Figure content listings
+++++
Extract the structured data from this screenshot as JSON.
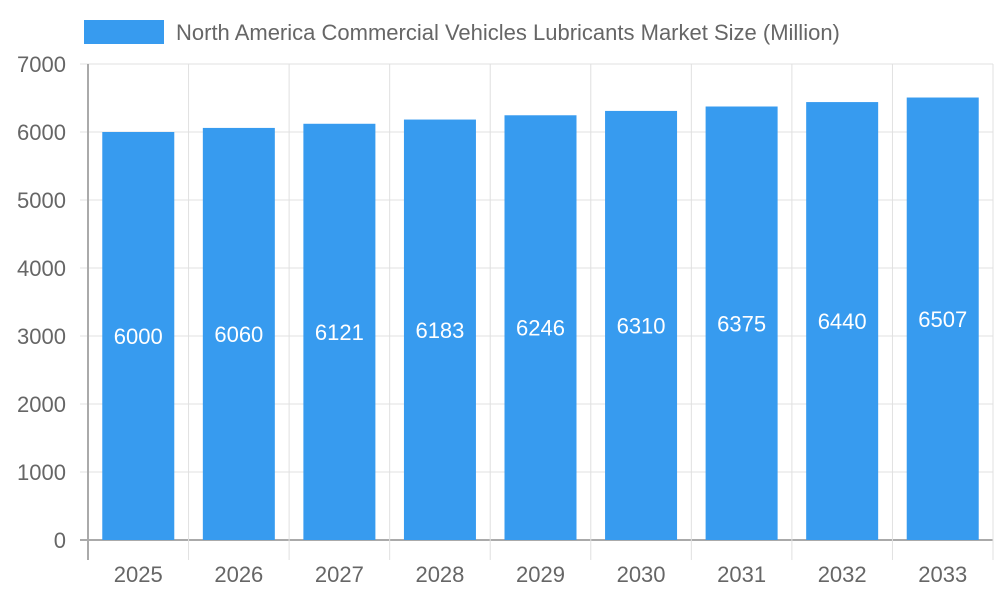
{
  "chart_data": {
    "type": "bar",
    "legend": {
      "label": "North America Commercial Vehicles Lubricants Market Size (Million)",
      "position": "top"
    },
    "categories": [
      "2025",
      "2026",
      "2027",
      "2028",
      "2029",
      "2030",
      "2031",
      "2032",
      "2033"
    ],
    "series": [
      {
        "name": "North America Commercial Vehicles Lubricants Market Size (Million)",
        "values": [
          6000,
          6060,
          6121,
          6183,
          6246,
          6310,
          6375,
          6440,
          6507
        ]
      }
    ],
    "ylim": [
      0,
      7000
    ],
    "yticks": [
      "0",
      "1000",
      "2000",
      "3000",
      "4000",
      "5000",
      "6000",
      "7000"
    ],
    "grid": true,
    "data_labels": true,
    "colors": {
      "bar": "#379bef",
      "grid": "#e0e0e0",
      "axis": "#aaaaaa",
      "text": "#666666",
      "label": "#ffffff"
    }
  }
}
+++++
Exercise description: Transcribe all the records above word for word, without their images.

Output for this exercise:
Extract the structured data from this screenshot as JSON.
{
  "chart_data": {
    "type": "bar",
    "legend": {
      "label": "North America Commercial Vehicles Lubricants Market Size (Million)",
      "position": "top"
    },
    "categories": [
      "2025",
      "2026",
      "2027",
      "2028",
      "2029",
      "2030",
      "2031",
      "2032",
      "2033"
    ],
    "series": [
      {
        "name": "North America Commercial Vehicles Lubricants Market Size (Million)",
        "values": [
          6000,
          6060,
          6121,
          6183,
          6246,
          6310,
          6375,
          6440,
          6507
        ]
      }
    ],
    "ylim": [
      0,
      7000
    ],
    "yticks": [
      "0",
      "1000",
      "2000",
      "3000",
      "4000",
      "5000",
      "6000",
      "7000"
    ],
    "grid": true,
    "data_labels": true,
    "colors": {
      "bar": "#379bef",
      "grid": "#e0e0e0",
      "axis": "#aaaaaa",
      "text": "#666666",
      "label": "#ffffff"
    }
  }
}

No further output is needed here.